Please transcribe the listing below in full and word for word, without its pictures.

+++

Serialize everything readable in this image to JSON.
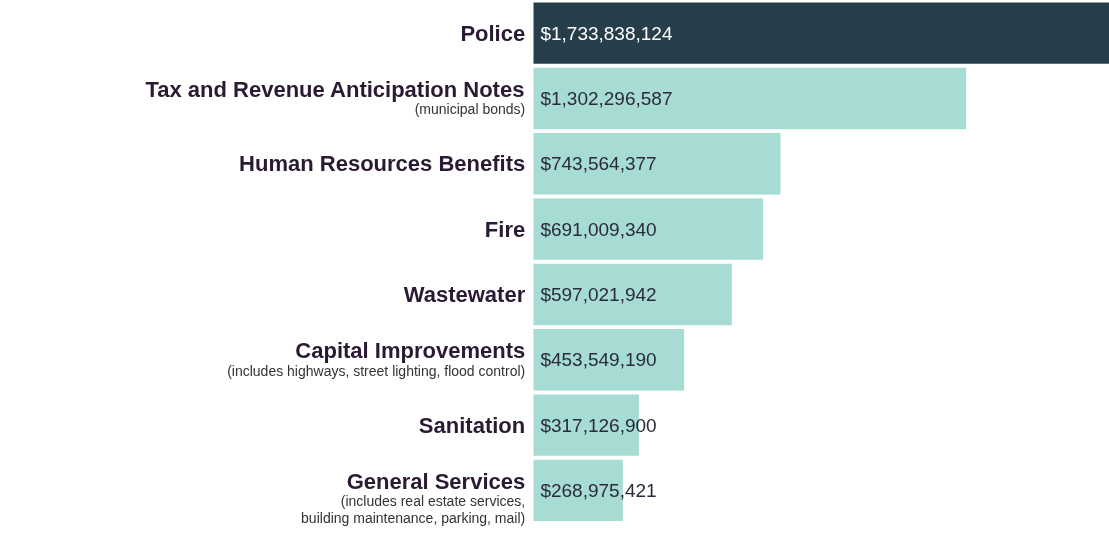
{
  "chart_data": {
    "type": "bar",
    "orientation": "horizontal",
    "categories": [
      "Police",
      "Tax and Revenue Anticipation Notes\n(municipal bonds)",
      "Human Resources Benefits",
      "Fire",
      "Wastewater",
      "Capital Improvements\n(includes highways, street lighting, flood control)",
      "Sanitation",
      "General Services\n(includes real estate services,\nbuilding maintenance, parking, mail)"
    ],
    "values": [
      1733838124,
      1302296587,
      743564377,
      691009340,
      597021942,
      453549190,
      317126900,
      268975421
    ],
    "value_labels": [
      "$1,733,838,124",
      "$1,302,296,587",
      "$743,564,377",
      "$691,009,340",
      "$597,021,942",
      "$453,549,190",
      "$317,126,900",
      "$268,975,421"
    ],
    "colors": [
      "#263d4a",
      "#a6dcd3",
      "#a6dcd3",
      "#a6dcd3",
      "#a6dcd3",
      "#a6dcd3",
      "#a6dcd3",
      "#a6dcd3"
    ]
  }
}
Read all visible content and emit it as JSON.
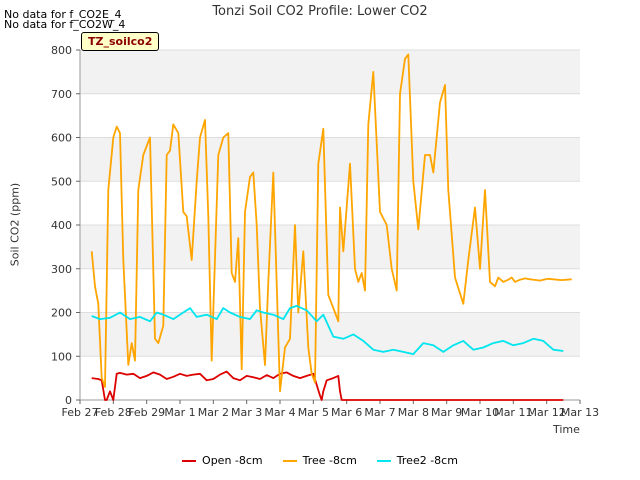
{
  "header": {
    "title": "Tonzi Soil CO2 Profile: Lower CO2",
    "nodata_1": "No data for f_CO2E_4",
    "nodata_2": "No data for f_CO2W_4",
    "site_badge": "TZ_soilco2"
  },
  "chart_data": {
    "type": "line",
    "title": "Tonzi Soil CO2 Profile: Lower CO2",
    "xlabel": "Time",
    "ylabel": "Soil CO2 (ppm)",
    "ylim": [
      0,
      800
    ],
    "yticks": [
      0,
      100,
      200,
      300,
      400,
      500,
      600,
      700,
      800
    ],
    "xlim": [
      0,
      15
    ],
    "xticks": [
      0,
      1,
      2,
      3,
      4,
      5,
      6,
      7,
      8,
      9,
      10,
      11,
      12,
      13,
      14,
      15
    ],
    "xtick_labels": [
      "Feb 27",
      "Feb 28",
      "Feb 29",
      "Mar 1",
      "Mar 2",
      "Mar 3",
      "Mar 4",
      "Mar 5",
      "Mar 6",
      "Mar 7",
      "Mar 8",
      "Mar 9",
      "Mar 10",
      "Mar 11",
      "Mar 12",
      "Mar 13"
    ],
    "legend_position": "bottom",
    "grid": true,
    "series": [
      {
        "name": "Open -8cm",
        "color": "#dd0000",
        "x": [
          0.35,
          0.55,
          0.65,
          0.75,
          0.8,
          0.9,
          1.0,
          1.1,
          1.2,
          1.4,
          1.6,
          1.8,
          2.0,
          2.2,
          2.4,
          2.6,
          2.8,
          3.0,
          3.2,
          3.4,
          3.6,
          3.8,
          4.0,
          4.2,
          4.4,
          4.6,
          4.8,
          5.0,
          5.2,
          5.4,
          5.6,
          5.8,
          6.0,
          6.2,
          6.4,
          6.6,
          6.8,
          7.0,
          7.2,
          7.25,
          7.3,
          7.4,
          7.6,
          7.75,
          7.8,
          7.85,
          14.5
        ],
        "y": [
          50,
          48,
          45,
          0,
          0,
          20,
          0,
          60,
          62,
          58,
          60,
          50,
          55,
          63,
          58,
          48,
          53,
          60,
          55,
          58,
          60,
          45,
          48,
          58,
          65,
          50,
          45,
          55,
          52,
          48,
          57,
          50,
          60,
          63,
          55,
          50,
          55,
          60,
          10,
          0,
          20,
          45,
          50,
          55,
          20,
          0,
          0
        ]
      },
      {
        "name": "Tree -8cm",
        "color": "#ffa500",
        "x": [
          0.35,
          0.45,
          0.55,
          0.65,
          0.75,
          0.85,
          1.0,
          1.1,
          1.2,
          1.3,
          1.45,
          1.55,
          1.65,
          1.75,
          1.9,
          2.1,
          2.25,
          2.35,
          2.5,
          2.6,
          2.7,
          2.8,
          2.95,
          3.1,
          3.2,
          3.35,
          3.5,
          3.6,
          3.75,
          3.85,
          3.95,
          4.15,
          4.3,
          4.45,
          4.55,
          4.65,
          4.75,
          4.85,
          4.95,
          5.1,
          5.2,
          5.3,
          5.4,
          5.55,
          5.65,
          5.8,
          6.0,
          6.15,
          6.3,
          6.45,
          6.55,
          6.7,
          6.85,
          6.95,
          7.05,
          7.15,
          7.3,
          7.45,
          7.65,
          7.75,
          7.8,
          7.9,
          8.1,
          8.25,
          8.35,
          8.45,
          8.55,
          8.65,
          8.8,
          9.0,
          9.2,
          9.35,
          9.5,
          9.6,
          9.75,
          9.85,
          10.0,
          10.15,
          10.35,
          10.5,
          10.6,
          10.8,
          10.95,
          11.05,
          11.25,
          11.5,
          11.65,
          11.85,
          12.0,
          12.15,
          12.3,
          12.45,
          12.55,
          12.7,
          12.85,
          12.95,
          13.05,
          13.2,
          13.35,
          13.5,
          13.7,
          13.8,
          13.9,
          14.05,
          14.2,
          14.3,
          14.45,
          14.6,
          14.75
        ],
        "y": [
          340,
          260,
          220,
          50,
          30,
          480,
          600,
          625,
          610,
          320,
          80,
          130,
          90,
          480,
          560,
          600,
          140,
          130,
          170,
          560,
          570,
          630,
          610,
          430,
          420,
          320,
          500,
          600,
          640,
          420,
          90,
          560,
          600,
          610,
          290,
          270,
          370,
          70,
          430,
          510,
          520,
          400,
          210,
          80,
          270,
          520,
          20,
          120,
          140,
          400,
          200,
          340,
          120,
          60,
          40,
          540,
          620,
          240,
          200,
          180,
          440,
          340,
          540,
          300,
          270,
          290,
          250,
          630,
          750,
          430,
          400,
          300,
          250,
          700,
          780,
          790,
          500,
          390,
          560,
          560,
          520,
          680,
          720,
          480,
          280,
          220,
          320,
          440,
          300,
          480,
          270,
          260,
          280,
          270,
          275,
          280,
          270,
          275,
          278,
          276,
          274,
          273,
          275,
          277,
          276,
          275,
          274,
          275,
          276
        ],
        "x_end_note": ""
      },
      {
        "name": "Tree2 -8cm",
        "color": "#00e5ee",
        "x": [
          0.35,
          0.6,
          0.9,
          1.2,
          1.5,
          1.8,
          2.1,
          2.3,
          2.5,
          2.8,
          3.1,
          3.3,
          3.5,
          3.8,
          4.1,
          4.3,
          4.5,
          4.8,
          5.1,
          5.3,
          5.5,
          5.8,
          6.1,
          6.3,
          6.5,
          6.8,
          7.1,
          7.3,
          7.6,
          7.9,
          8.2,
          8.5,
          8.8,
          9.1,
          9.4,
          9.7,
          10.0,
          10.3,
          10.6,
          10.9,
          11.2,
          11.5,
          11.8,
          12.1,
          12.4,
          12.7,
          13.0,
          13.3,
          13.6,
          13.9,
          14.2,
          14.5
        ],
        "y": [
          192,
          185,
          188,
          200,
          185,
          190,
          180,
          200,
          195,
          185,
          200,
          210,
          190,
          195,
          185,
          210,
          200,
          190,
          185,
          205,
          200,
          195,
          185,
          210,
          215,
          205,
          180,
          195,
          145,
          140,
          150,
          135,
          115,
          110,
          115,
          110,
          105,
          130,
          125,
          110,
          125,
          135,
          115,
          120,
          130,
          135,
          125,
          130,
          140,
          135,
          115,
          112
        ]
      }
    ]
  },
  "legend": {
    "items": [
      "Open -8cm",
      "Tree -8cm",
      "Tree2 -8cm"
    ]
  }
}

+++

__Exercise answer__.
Serialize everything readable in this image to JSON.
{
  "chart_data": {
    "type": "bar",
    "orientation": "horizontal",
    "categories": [
      "Police",
      "Tax and Revenue Anticipation Notes\n(municipal bonds)",
      "Human Resources Benefits",
      "Fire",
      "Wastewater",
      "Capital Improvements\n(includes highways, street lighting, flood control)",
      "Sanitation",
      "General Services\n(includes real estate services,\nbuilding maintenance, parking, mail)"
    ],
    "values": [
      1733838124,
      1302296587,
      743564377,
      691009340,
      597021942,
      453549190,
      317126900,
      268975421
    ],
    "value_labels": [
      "$1,733,838,124",
      "$1,302,296,587",
      "$743,564,377",
      "$691,009,340",
      "$597,021,942",
      "$453,549,190",
      "$317,126,900",
      "$268,975,421"
    ],
    "colors": [
      "#263d4a",
      "#a6dcd3",
      "#a6dcd3",
      "#a6dcd3",
      "#a6dcd3",
      "#a6dcd3",
      "#a6dcd3",
      "#a6dcd3"
    ]
  }
}
Read all visible content and emit it as JSON.
{
  "header": {
    "title": "Tonzi Soil CO2 Profile: Lower CO2",
    "nodata_1": "No data for f_CO2E_4",
    "nodata_2": "No data for f_CO2W_4",
    "site_badge": "TZ_soilco2"
  },
  "chart_data": {
    "type": "line",
    "title": "Tonzi Soil CO2 Profile: Lower CO2",
    "xlabel": "Time",
    "ylabel": "Soil CO2 (ppm)",
    "ylim": [
      0,
      800
    ],
    "yticks": [
      0,
      100,
      200,
      300,
      400,
      500,
      600,
      700,
      800
    ],
    "xlim": [
      0,
      15
    ],
    "xticks": [
      0,
      1,
      2,
      3,
      4,
      5,
      6,
      7,
      8,
      9,
      10,
      11,
      12,
      13,
      14,
      15
    ],
    "xtick_labels": [
      "Feb 27",
      "Feb 28",
      "Feb 29",
      "Mar 1",
      "Mar 2",
      "Mar 3",
      "Mar 4",
      "Mar 5",
      "Mar 6",
      "Mar 7",
      "Mar 8",
      "Mar 9",
      "Mar 10",
      "Mar 11",
      "Mar 12",
      "Mar 13"
    ],
    "legend_position": "bottom",
    "grid": true,
    "series": [
      {
        "name": "Open -8cm",
        "color": "#dd0000",
        "x": [
          0.35,
          0.55,
          0.65,
          0.75,
          0.8,
          0.9,
          1.0,
          1.1,
          1.2,
          1.4,
          1.6,
          1.8,
          2.0,
          2.2,
          2.4,
          2.6,
          2.8,
          3.0,
          3.2,
          3.4,
          3.6,
          3.8,
          4.0,
          4.2,
          4.4,
          4.6,
          4.8,
          5.0,
          5.2,
          5.4,
          5.6,
          5.8,
          6.0,
          6.2,
          6.4,
          6.6,
          6.8,
          7.0,
          7.2,
          7.25,
          7.3,
          7.4,
          7.6,
          7.75,
          7.8,
          7.85,
          14.5
        ],
        "y": [
          50,
          48,
          45,
          0,
          0,
          20,
          0,
          60,
          62,
          58,
          60,
          50,
          55,
          63,
          58,
          48,
          53,
          60,
          55,
          58,
          60,
          45,
          48,
          58,
          65,
          50,
          45,
          55,
          52,
          48,
          57,
          50,
          60,
          63,
          55,
          50,
          55,
          60,
          10,
          0,
          20,
          45,
          50,
          55,
          20,
          0,
          0
        ]
      },
      {
        "name": "Tree -8cm",
        "color": "#ffa500",
        "x": [
          0.35,
          0.45,
          0.55,
          0.65,
          0.75,
          0.85,
          1.0,
          1.1,
          1.2,
          1.3,
          1.45,
          1.55,
          1.65,
          1.75,
          1.9,
          2.1,
          2.25,
          2.35,
          2.5,
          2.6,
          2.7,
          2.8,
          2.95,
          3.1,
          3.2,
          3.35,
          3.5,
          3.6,
          3.75,
          3.85,
          3.95,
          4.15,
          4.3,
          4.45,
          4.55,
          4.65,
          4.75,
          4.85,
          4.95,
          5.1,
          5.2,
          5.3,
          5.4,
          5.55,
          5.65,
          5.8,
          6.0,
          6.15,
          6.3,
          6.45,
          6.55,
          6.7,
          6.85,
          6.95,
          7.05,
          7.15,
          7.3,
          7.45,
          7.65,
          7.75,
          7.8,
          7.9,
          8.1,
          8.25,
          8.35,
          8.45,
          8.55,
          8.65,
          8.8,
          9.0,
          9.2,
          9.35,
          9.5,
          9.6,
          9.75,
          9.85,
          10.0,
          10.15,
          10.35,
          10.5,
          10.6,
          10.8,
          10.95,
          11.05,
          11.25,
          11.5,
          11.65,
          11.85,
          12.0,
          12.15,
          12.3,
          12.45,
          12.55,
          12.7,
          12.85,
          12.95,
          13.05,
          13.2,
          13.35,
          13.5,
          13.7,
          13.8,
          13.9,
          14.05,
          14.2,
          14.3,
          14.45,
          14.6,
          14.75
        ],
        "y": [
          340,
          260,
          220,
          50,
          30,
          480,
          600,
          625,
          610,
          320,
          80,
          130,
          90,
          480,
          560,
          600,
          140,
          130,
          170,
          560,
          570,
          630,
          610,
          430,
          420,
          320,
          500,
          600,
          640,
          420,
          90,
          560,
          600,
          610,
          290,
          270,
          370,
          70,
          430,
          510,
          520,
          400,
          210,
          80,
          270,
          520,
          20,
          120,
          140,
          400,
          200,
          340,
          120,
          60,
          40,
          540,
          620,
          240,
          200,
          180,
          440,
          340,
          540,
          300,
          270,
          290,
          250,
          630,
          750,
          430,
          400,
          300,
          250,
          700,
          780,
          790,
          500,
          390,
          560,
          560,
          520,
          680,
          720,
          480,
          280,
          220,
          320,
          440,
          300,
          480,
          270,
          260,
          280,
          270,
          275,
          280,
          270,
          275,
          278,
          276,
          274,
          273,
          275,
          277,
          276,
          275,
          274,
          275,
          276
        ],
        "x_end_note": ""
      },
      {
        "name": "Tree2 -8cm",
        "color": "#00e5ee",
        "x": [
          0.35,
          0.6,
          0.9,
          1.2,
          1.5,
          1.8,
          2.1,
          2.3,
          2.5,
          2.8,
          3.1,
          3.3,
          3.5,
          3.8,
          4.1,
          4.3,
          4.5,
          4.8,
          5.1,
          5.3,
          5.5,
          5.8,
          6.1,
          6.3,
          6.5,
          6.8,
          7.1,
          7.3,
          7.6,
          7.9,
          8.2,
          8.5,
          8.8,
          9.1,
          9.4,
          9.7,
          10.0,
          10.3,
          10.6,
          10.9,
          11.2,
          11.5,
          11.8,
          12.1,
          12.4,
          12.7,
          13.0,
          13.3,
          13.6,
          13.9,
          14.2,
          14.5
        ],
        "y": [
          192,
          185,
          188,
          200,
          185,
          190,
          180,
          200,
          195,
          185,
          200,
          210,
          190,
          195,
          185,
          210,
          200,
          190,
          185,
          205,
          200,
          195,
          185,
          210,
          215,
          205,
          180,
          195,
          145,
          140,
          150,
          135,
          115,
          110,
          115,
          110,
          105,
          130,
          125,
          110,
          125,
          135,
          115,
          120,
          130,
          135,
          125,
          130,
          140,
          135,
          115,
          112
        ]
      }
    ]
  },
  "legend": {
    "items": [
      "Open -8cm",
      "Tree -8cm",
      "Tree2 -8cm"
    ]
  }
}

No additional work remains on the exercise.